> _Recorded information_
= = = =

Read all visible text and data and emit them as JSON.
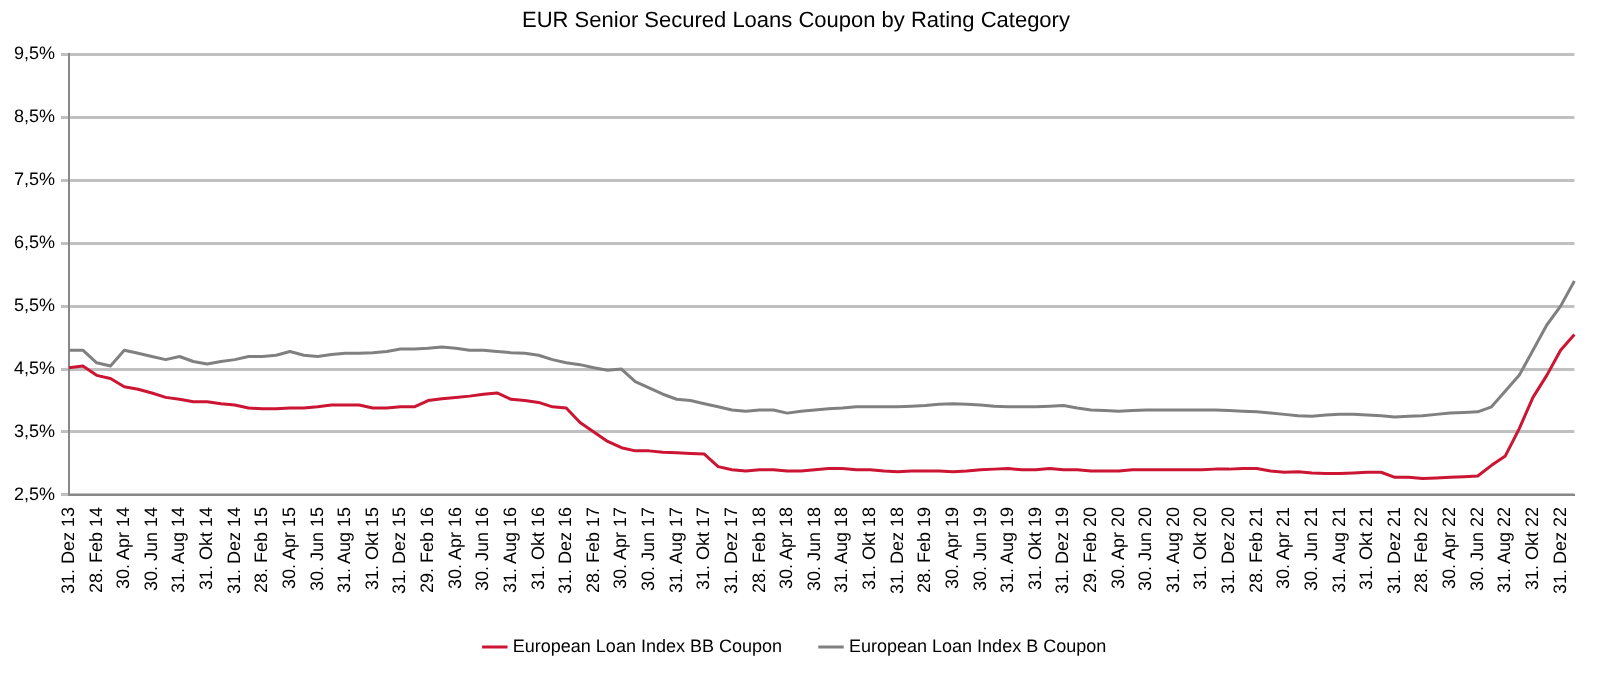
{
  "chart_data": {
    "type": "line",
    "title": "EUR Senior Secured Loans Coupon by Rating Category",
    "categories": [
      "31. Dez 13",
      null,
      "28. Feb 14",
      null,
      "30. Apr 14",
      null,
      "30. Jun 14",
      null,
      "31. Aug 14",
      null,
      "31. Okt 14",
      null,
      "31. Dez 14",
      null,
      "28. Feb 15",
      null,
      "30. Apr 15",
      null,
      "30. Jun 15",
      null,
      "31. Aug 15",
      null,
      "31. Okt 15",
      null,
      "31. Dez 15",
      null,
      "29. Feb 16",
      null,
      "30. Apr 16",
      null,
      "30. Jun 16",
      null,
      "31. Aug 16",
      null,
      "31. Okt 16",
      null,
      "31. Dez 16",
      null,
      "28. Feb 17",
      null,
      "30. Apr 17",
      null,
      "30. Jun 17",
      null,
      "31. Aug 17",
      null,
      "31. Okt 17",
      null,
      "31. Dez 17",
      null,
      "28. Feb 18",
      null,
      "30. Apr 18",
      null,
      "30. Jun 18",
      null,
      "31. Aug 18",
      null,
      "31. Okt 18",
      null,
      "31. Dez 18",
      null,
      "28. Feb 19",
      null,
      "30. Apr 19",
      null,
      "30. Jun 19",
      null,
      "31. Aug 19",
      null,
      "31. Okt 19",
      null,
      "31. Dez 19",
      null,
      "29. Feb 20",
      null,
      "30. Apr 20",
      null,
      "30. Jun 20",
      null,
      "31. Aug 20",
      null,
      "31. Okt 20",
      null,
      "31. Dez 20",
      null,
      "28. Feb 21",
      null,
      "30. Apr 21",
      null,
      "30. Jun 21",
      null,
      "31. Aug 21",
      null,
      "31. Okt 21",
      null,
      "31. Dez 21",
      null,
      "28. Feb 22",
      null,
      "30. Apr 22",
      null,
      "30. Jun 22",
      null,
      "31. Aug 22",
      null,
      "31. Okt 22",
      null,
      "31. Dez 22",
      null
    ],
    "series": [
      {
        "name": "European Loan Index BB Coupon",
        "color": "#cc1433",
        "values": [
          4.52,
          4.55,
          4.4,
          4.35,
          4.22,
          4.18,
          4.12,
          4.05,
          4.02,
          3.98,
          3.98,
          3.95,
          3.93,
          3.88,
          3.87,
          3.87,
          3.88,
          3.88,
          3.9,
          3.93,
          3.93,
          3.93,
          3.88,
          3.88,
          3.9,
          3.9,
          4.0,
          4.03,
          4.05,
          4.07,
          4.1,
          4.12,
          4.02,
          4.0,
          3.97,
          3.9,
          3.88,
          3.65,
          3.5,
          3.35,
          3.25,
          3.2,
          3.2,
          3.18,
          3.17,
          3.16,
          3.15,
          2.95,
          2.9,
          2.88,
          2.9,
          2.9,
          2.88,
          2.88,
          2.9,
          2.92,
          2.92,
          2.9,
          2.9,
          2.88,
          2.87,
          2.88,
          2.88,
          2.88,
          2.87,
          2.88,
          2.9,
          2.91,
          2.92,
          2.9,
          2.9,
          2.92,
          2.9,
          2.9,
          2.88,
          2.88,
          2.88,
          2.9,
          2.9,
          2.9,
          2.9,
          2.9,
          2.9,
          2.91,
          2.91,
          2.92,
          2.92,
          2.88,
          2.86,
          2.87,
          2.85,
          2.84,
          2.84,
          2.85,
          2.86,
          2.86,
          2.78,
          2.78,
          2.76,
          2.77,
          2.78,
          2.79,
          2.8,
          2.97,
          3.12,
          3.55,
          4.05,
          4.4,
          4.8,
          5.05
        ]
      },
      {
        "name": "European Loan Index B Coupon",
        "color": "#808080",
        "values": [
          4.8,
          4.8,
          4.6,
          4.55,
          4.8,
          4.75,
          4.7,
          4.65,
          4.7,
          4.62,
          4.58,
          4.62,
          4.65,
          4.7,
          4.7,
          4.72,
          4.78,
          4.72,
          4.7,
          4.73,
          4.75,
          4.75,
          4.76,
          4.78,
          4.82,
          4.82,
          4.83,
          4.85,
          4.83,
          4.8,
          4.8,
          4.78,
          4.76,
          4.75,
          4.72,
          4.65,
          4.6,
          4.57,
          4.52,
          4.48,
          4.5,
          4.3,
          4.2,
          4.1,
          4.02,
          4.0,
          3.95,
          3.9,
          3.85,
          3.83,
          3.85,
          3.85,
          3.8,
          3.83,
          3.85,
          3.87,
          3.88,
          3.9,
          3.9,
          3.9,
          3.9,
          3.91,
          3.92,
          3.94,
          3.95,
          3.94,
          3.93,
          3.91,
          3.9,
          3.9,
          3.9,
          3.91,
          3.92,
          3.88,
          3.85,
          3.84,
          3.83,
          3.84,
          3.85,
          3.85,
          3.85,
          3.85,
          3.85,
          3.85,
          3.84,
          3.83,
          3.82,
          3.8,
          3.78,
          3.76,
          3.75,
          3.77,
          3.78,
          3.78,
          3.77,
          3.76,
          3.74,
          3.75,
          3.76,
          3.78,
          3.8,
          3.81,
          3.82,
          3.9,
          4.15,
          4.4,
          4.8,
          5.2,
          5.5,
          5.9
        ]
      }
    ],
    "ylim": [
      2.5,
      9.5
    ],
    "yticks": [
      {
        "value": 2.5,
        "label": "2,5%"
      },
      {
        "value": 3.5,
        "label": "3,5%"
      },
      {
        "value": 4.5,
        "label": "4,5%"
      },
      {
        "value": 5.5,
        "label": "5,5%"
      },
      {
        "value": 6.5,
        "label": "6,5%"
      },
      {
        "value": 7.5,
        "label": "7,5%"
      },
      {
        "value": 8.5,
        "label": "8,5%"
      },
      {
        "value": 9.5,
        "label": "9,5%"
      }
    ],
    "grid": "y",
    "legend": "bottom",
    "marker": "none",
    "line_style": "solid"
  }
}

= = = =

> _Aim of the exercise_
Scan the records above for the string "label", then select every line that holds it.

> _Task answer_
        "label": "2,5%"
        "label": "3,5%"
        "label": "4,5%"
        "label": "5,5%"
        "label": "6,5%"
        "label": "7,5%"
        "label": "8,5%"
        "label": "9,5%"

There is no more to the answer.